• EXERCISE TASK
Search the listing below for the string "parameters" and show each line that contains it.

• EXTRACTED RECORDS
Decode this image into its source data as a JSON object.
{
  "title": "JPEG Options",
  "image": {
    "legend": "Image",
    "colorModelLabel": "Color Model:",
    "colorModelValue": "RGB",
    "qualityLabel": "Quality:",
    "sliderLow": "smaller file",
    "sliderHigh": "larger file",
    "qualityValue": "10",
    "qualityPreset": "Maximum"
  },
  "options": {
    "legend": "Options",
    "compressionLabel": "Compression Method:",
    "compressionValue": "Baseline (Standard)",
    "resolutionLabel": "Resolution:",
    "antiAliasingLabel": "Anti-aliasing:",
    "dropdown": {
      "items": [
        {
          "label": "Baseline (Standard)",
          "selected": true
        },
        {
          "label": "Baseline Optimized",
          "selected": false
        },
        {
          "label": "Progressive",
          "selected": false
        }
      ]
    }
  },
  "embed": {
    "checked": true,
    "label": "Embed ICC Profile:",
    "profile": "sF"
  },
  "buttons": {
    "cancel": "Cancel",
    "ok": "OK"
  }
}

* * *

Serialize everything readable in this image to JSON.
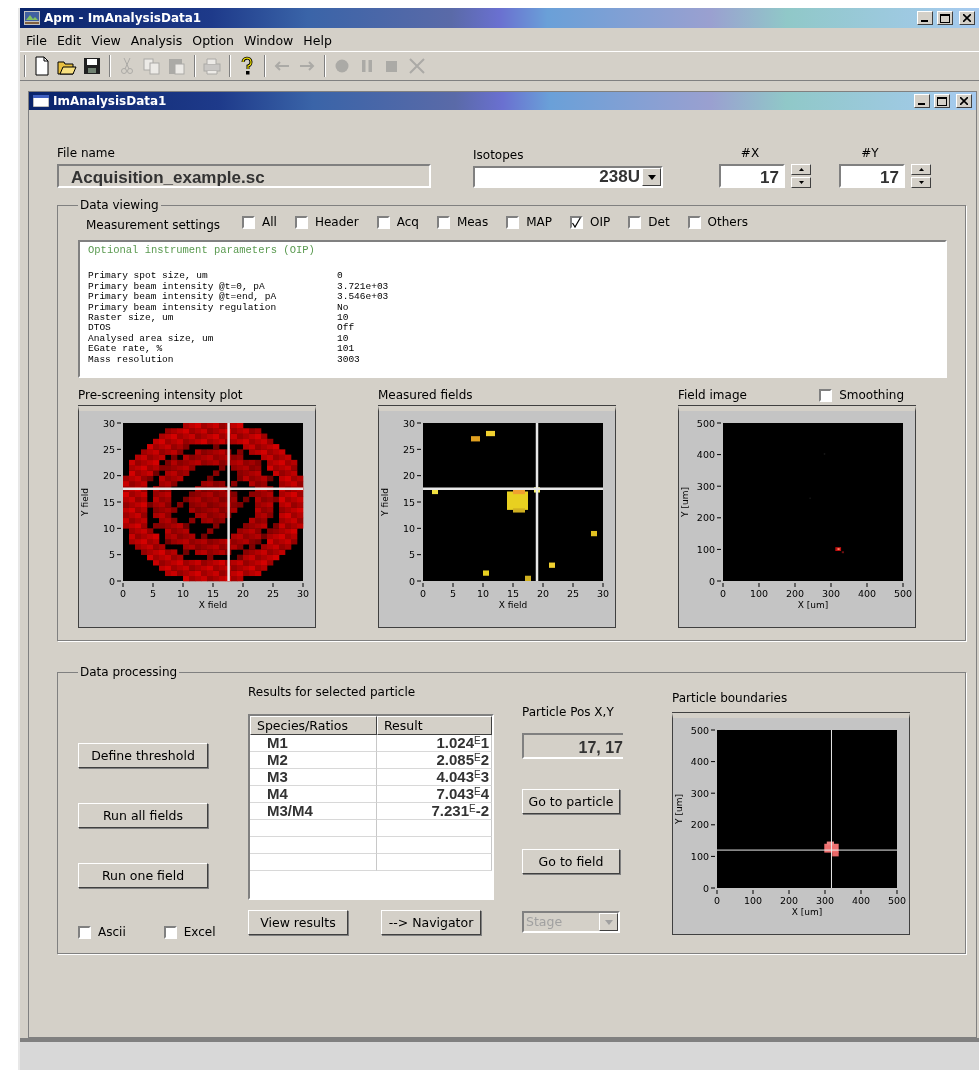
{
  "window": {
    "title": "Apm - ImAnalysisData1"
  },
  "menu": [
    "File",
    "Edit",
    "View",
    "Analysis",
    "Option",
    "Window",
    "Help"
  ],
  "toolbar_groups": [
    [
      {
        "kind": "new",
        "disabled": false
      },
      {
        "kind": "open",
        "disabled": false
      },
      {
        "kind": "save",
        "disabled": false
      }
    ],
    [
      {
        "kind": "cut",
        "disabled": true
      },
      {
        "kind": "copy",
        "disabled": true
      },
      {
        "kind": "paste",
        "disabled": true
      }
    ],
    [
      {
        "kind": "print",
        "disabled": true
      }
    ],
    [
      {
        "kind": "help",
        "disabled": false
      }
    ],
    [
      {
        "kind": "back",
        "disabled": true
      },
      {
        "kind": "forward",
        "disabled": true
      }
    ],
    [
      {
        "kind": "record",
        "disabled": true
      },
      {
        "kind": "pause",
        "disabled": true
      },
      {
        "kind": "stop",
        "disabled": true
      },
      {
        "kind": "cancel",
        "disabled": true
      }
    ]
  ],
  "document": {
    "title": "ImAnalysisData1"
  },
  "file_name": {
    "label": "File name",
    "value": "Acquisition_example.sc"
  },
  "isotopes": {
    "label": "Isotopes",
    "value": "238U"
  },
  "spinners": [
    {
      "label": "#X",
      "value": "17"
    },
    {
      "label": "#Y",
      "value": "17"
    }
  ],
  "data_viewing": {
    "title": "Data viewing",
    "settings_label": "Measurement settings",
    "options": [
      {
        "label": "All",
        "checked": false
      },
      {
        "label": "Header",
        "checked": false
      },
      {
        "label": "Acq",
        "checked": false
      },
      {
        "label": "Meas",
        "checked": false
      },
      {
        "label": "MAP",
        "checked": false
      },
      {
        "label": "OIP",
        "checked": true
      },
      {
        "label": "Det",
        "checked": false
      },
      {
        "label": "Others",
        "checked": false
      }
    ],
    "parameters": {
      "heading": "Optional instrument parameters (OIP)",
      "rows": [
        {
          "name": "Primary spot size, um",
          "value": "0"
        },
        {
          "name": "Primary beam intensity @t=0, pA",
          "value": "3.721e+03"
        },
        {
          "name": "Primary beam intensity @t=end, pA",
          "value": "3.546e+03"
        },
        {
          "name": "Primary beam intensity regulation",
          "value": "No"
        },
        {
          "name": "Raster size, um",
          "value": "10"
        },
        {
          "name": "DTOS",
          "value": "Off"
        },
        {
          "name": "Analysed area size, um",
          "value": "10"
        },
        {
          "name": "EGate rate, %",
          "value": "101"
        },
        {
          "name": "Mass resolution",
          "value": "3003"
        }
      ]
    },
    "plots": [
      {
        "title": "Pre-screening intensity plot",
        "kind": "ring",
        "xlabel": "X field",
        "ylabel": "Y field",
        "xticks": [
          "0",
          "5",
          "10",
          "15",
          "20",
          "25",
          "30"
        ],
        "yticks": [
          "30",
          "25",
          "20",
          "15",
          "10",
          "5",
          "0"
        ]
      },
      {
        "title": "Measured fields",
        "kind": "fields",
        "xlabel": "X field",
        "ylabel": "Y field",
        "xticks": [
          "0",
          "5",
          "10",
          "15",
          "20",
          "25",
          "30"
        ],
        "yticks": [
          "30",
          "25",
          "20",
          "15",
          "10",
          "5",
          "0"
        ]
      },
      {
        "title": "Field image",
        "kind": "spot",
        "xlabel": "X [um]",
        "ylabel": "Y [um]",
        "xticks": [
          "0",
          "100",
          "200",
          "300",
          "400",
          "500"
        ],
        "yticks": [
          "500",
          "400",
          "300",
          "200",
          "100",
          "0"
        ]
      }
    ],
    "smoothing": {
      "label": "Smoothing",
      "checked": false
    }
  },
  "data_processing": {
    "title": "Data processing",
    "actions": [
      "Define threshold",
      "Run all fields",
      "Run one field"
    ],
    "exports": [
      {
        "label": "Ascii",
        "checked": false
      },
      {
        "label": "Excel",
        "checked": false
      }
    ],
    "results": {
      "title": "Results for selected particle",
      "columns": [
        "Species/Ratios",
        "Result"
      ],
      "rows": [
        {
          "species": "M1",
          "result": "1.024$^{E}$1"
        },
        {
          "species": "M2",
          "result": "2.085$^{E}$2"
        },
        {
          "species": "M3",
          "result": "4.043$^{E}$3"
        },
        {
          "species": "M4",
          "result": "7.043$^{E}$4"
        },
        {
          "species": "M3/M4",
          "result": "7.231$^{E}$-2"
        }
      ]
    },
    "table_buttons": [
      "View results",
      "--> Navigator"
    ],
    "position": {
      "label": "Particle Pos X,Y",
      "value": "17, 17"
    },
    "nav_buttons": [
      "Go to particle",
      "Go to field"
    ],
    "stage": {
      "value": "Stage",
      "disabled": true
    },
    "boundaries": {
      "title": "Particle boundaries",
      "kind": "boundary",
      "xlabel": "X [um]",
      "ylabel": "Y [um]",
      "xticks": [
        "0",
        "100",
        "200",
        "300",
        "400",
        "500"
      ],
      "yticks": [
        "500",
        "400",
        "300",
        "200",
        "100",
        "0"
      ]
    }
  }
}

• OUTPUT FOR THIS EXERCISE
    "parameters": {
      "heading": "Optional instrument parameters (OIP)",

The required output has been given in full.